**Task goal**
For each line in the data below that holds "Actual", return a copy.

**Figure record listings**
-*-

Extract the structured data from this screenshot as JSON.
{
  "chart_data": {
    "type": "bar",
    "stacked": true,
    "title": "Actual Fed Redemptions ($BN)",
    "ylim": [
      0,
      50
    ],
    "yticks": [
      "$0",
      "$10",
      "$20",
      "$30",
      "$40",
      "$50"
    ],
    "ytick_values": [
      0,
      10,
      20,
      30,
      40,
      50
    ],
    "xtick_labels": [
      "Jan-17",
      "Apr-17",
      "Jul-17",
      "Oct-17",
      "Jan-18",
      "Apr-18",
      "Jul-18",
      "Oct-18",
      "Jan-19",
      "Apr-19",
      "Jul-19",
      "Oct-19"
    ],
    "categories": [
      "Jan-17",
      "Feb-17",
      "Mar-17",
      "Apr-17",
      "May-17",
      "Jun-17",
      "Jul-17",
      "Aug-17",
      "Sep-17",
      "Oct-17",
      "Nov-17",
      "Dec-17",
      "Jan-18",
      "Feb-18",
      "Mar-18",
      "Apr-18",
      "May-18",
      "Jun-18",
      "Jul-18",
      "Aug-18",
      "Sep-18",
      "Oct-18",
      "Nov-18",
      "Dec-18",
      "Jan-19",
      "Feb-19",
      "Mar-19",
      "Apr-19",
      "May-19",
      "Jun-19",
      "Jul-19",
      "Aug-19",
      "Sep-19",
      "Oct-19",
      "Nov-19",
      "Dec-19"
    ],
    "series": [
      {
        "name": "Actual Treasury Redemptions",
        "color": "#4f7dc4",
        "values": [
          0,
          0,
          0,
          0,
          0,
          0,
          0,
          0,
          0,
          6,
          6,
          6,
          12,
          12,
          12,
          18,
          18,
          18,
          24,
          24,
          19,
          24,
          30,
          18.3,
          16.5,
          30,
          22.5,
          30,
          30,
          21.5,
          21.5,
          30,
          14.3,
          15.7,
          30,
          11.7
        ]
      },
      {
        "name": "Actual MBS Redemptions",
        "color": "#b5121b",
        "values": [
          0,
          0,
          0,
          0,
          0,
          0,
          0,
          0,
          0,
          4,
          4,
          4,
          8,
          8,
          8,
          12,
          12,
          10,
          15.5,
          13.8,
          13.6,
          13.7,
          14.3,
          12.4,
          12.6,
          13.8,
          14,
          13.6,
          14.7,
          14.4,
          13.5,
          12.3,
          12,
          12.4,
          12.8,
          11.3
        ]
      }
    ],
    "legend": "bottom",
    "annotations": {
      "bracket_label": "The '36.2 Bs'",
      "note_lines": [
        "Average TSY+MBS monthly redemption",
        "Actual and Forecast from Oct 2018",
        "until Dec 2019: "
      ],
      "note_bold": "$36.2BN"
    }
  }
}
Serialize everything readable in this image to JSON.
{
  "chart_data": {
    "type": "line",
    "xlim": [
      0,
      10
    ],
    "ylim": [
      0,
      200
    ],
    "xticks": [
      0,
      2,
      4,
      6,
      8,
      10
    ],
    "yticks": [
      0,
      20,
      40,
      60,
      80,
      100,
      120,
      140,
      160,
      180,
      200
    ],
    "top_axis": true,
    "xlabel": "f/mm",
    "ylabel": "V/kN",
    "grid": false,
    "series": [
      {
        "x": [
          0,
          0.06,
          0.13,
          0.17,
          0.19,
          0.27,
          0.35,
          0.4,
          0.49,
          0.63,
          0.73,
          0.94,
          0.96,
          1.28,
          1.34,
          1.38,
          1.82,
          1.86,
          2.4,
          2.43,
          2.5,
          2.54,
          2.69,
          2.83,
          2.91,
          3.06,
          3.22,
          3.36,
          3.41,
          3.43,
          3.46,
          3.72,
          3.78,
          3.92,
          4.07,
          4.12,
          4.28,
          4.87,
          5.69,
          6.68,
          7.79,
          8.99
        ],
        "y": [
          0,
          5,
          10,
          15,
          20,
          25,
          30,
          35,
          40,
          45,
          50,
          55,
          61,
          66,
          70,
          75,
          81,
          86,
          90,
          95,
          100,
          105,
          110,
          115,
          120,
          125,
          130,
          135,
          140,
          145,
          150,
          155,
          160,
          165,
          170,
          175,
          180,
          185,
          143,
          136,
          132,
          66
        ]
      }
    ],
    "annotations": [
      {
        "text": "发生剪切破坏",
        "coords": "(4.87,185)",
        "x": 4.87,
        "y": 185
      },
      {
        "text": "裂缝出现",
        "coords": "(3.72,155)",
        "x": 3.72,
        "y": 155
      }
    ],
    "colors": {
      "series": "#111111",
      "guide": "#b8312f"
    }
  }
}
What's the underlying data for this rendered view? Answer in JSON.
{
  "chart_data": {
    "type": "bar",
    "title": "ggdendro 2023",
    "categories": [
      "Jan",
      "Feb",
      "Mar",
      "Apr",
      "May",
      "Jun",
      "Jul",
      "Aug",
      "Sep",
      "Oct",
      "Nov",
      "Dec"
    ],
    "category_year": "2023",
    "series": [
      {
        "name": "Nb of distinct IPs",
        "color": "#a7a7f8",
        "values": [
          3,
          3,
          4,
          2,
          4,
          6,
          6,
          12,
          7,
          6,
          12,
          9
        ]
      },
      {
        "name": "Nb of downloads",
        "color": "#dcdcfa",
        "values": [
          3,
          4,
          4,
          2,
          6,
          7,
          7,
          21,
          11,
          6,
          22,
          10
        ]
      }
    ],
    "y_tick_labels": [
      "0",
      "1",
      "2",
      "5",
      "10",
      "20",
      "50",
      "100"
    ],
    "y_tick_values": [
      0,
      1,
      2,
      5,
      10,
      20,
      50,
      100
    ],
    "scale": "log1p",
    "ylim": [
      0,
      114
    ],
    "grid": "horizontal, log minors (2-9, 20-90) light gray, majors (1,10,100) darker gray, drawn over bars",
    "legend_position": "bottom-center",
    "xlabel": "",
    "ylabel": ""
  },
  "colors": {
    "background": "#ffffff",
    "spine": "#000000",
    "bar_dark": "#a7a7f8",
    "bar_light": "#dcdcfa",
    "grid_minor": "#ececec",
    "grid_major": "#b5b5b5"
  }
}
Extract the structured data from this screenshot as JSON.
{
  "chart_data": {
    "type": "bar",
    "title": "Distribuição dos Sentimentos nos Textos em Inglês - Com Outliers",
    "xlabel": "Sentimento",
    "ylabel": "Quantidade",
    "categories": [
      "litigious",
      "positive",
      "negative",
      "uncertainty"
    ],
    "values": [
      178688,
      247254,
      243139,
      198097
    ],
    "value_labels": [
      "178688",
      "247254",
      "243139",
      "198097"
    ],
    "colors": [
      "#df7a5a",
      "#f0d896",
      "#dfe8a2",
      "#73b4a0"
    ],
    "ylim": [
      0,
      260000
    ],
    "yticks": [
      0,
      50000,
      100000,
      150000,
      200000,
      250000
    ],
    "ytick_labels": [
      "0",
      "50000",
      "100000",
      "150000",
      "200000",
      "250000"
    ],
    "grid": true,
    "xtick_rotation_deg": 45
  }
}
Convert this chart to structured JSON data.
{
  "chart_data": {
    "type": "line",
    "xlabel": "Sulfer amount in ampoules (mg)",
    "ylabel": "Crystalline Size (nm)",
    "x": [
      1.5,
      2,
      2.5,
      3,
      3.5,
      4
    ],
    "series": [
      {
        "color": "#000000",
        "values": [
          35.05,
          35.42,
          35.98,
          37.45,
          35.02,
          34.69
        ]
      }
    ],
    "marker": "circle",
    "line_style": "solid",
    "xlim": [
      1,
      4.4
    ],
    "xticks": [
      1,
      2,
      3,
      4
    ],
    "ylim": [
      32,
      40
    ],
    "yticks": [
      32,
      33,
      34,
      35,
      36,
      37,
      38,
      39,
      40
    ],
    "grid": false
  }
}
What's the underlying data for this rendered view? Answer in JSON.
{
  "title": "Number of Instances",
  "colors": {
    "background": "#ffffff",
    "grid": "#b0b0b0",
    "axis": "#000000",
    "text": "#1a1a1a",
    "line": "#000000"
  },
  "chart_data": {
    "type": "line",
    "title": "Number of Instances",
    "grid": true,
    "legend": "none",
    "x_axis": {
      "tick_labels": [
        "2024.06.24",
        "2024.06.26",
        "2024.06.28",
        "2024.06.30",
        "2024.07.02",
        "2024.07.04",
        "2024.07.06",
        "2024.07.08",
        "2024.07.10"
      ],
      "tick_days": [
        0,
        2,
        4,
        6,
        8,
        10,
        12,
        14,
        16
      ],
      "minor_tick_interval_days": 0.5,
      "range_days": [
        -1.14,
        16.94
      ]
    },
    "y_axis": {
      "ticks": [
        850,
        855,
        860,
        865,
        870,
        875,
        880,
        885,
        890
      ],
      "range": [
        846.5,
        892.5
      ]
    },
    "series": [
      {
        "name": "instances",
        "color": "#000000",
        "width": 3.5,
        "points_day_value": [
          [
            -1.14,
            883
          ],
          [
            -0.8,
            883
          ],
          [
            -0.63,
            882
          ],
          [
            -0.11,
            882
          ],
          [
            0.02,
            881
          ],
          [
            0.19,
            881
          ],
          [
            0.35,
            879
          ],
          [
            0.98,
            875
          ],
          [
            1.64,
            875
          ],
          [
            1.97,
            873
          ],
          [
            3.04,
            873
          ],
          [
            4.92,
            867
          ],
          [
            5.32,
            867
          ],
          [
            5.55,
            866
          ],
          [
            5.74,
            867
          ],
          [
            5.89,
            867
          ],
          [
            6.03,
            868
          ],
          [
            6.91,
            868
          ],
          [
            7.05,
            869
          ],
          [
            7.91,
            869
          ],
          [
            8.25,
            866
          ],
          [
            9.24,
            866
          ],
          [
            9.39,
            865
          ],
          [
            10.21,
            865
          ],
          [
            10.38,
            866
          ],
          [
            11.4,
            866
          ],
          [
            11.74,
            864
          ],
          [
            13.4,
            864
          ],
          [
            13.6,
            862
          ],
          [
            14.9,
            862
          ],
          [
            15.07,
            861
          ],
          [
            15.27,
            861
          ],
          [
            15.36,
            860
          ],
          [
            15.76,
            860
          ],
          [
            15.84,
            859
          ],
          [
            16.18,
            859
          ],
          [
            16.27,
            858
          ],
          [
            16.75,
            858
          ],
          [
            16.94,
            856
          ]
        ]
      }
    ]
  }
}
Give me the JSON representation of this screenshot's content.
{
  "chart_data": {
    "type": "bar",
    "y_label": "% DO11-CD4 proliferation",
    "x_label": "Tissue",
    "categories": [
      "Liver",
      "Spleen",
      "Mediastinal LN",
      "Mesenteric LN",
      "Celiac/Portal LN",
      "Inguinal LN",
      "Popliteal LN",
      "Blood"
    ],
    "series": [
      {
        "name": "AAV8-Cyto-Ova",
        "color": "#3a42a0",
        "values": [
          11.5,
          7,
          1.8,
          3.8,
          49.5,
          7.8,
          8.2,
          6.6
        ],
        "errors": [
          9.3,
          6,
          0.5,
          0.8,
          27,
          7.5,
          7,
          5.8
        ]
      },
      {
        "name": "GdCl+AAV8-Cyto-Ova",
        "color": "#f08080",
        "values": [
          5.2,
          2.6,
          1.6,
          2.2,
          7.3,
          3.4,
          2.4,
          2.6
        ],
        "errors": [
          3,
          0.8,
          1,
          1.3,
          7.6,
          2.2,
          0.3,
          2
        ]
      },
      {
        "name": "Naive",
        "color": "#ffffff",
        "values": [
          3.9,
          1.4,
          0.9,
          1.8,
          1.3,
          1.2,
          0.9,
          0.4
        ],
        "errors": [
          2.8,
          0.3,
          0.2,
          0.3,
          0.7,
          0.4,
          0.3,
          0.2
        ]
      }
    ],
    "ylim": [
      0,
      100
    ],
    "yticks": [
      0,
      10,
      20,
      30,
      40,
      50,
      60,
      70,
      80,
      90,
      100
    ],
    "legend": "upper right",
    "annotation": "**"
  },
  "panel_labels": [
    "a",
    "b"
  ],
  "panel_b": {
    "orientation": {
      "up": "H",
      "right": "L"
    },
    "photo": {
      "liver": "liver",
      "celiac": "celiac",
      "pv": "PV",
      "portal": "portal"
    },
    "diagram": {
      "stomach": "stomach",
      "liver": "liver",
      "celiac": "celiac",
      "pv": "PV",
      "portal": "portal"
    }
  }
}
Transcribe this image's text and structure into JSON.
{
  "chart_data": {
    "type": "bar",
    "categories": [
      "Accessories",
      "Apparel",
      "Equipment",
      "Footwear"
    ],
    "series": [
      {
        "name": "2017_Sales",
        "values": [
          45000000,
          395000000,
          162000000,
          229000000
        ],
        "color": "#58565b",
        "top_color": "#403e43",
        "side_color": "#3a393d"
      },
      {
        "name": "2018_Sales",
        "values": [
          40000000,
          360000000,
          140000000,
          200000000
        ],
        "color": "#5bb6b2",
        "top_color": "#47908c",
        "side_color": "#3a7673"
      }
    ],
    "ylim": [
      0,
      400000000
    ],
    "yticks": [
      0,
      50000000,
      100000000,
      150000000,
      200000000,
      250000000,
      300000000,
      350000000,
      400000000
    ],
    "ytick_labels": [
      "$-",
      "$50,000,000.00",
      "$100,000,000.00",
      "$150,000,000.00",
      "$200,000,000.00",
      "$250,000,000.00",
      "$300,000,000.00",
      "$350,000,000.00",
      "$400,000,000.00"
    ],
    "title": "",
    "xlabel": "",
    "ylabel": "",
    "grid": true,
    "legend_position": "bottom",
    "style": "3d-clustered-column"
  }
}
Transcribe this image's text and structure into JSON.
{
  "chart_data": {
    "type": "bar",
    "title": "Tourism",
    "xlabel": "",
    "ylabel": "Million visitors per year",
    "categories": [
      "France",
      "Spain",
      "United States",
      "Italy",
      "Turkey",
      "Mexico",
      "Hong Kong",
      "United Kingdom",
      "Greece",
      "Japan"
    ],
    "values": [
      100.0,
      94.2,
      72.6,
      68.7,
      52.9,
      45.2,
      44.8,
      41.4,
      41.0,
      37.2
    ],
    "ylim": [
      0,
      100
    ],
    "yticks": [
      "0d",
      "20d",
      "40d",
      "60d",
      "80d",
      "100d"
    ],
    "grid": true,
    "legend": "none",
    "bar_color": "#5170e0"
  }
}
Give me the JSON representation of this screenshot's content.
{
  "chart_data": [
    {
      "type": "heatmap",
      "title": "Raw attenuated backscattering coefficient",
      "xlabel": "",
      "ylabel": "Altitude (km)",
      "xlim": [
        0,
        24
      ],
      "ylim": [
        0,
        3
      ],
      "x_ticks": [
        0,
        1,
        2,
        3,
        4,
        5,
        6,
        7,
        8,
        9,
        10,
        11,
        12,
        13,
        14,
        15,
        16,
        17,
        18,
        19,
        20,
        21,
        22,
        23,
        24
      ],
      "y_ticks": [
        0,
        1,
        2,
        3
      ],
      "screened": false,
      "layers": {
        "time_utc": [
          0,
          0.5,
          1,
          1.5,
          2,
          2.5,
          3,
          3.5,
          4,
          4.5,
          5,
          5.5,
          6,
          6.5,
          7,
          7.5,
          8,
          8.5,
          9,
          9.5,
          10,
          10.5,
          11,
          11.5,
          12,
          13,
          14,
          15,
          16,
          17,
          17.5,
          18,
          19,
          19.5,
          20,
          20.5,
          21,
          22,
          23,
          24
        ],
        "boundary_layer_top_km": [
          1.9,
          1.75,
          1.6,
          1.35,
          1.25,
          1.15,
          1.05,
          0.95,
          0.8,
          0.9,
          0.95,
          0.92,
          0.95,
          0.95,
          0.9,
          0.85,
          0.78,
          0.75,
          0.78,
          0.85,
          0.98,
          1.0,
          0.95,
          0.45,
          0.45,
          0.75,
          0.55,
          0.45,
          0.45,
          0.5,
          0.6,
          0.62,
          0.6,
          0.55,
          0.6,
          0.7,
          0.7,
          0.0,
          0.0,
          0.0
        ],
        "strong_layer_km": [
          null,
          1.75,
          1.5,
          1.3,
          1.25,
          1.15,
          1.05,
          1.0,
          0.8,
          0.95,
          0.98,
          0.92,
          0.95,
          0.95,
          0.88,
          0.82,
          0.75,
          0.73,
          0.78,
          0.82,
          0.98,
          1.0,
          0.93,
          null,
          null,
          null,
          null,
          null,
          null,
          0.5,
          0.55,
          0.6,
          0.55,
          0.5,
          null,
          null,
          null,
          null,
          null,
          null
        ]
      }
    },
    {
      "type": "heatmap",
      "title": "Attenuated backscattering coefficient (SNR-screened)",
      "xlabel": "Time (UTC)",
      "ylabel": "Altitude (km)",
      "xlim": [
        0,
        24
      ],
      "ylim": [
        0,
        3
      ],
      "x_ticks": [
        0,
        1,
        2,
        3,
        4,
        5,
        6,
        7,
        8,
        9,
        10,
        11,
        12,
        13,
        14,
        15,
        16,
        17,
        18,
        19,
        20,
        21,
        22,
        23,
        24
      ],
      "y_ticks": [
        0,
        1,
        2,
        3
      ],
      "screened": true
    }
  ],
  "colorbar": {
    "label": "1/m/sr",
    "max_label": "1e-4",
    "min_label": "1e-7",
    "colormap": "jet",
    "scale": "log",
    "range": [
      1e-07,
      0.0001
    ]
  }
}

-*-

**Reply to the task**
    "title": "Actual Fed Redemptions ($BN)",
        "name": "Actual Treasury Redemptions",
        "name": "Actual MBS Redemptions",
        "Actual and Forecast from Oct 2018",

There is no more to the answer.